→ PROBLEM REQUIREMENTS
Copy the data verbatim, beginning with the first line and continuing through the line containing "y-tick-label: 0 (50, 374, 58, 391)".

→ DATA LINES

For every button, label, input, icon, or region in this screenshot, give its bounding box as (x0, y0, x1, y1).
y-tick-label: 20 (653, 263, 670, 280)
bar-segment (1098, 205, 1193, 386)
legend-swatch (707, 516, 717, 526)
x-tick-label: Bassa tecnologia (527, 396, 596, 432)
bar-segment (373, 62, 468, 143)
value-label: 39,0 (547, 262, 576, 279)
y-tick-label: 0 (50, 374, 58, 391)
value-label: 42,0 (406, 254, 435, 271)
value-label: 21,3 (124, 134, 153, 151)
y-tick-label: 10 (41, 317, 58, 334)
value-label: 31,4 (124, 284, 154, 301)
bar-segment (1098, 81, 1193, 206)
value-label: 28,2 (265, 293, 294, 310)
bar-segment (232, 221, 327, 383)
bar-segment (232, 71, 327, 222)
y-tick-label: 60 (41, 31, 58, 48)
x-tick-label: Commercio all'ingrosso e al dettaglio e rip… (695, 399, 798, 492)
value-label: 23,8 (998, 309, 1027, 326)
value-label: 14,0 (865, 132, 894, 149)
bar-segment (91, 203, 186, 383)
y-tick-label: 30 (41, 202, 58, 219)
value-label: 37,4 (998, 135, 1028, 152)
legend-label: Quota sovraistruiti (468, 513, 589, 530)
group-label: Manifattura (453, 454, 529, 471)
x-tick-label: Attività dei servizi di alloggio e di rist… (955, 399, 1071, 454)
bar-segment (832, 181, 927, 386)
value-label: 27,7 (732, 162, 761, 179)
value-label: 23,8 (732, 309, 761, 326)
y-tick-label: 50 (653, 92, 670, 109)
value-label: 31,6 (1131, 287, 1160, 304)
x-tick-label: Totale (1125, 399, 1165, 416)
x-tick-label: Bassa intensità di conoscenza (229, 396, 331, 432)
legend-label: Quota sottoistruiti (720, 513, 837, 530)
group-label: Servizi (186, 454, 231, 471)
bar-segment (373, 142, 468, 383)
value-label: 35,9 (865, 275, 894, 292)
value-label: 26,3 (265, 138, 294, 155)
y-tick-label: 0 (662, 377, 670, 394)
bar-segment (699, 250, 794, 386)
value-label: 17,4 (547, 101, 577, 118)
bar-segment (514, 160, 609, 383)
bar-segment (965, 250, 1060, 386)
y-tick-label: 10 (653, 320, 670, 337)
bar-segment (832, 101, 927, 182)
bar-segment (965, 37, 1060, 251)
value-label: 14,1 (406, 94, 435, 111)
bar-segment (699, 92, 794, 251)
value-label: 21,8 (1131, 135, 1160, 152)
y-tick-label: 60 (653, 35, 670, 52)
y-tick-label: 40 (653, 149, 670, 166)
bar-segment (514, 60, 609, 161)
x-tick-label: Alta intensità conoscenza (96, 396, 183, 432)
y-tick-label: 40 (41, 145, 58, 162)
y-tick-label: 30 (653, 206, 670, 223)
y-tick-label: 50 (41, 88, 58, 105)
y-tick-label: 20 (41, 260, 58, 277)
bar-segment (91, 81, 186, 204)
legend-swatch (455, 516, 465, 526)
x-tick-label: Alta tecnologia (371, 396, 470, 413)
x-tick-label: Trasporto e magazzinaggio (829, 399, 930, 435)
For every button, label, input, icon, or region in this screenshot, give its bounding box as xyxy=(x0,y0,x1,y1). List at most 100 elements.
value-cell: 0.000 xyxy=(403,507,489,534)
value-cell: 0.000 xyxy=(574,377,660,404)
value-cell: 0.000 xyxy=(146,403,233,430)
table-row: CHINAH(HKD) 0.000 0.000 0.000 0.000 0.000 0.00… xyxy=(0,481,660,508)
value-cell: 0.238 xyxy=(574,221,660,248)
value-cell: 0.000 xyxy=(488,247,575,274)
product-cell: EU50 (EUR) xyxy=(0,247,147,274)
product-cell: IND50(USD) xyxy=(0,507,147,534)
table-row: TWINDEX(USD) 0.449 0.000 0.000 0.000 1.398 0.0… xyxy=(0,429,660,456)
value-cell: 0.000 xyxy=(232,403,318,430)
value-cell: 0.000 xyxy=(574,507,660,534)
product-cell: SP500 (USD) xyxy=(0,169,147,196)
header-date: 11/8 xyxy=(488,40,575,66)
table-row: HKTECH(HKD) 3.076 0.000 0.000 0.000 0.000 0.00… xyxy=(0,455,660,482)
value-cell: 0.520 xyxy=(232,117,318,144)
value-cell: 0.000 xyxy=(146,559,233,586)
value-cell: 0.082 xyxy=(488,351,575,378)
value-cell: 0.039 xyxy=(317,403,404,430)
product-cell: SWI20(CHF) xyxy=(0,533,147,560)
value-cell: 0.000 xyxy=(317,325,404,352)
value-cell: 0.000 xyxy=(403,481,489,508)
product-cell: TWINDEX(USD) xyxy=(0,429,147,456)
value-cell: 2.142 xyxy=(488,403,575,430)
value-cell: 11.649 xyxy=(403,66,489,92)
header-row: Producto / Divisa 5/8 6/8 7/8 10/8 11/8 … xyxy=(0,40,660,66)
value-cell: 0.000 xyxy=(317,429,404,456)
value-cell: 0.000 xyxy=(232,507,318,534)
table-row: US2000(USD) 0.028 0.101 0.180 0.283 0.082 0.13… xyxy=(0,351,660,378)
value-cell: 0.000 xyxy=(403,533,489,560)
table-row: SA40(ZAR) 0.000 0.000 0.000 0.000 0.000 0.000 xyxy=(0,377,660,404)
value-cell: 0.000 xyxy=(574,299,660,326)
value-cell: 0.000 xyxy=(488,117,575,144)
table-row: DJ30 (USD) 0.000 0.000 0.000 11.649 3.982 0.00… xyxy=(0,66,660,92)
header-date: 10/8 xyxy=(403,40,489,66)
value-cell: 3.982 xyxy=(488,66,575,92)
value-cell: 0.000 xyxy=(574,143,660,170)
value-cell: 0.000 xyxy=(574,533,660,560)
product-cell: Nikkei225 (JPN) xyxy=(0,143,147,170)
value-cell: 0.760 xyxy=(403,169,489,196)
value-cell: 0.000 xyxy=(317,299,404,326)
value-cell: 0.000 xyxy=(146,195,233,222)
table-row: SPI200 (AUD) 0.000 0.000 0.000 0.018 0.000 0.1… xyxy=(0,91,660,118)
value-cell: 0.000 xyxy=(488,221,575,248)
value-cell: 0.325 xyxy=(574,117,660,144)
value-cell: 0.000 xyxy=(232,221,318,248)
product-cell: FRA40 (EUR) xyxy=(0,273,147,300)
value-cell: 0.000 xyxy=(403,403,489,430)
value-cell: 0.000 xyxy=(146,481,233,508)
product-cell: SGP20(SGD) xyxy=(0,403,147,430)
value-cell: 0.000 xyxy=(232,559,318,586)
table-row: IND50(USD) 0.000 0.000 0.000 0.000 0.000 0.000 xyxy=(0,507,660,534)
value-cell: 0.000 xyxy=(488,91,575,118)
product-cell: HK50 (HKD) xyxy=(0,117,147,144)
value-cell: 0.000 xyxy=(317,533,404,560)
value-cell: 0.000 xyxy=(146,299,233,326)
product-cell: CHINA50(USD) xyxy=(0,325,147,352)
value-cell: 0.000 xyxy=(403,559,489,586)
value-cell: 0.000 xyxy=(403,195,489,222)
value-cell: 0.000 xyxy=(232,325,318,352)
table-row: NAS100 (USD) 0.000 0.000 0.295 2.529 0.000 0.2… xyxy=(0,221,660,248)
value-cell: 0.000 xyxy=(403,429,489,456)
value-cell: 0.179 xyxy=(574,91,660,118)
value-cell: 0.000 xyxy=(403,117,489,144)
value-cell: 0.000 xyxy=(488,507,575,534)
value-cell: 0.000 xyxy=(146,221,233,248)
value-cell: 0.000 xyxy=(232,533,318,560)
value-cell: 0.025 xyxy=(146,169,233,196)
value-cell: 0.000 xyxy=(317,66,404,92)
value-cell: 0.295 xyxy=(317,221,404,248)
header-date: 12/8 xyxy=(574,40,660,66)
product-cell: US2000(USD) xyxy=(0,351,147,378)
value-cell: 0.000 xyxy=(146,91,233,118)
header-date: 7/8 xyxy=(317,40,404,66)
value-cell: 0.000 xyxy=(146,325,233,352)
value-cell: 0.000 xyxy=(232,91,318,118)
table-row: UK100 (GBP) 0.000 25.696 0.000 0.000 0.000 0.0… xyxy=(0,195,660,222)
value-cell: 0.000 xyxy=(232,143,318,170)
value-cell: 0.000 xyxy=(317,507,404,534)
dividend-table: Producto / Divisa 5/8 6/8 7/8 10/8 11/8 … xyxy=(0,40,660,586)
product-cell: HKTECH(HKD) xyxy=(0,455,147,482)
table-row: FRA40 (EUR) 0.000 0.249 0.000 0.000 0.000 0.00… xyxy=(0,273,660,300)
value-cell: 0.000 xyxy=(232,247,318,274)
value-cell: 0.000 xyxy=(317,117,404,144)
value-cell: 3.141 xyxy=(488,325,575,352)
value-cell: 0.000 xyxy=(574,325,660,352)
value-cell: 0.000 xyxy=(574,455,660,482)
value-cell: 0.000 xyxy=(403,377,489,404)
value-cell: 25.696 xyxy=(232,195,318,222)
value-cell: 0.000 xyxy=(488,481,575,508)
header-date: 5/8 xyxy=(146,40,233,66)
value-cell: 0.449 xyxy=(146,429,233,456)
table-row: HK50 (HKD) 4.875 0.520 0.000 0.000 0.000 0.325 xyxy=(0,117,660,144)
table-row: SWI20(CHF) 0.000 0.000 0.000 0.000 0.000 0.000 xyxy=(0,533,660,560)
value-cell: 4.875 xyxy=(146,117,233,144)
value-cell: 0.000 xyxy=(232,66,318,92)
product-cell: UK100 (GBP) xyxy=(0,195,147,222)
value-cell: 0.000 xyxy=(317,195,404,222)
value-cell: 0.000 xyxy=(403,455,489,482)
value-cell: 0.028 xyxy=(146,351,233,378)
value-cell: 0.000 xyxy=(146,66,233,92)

→ FULL OUTPUT
For every button, label, input, icon, or region in this screenshot, give its bounding box as (x0, y0, x1, y1).
y-tick-label: 20 (653, 263, 670, 280)
bar-segment (1098, 205, 1193, 386)
legend-swatch (707, 516, 717, 526)
x-tick-label: Bassa tecnologia (527, 396, 596, 432)
bar-segment (373, 62, 468, 143)
value-label: 39,0 (547, 262, 576, 279)
y-tick-label: 0 (50, 374, 58, 391)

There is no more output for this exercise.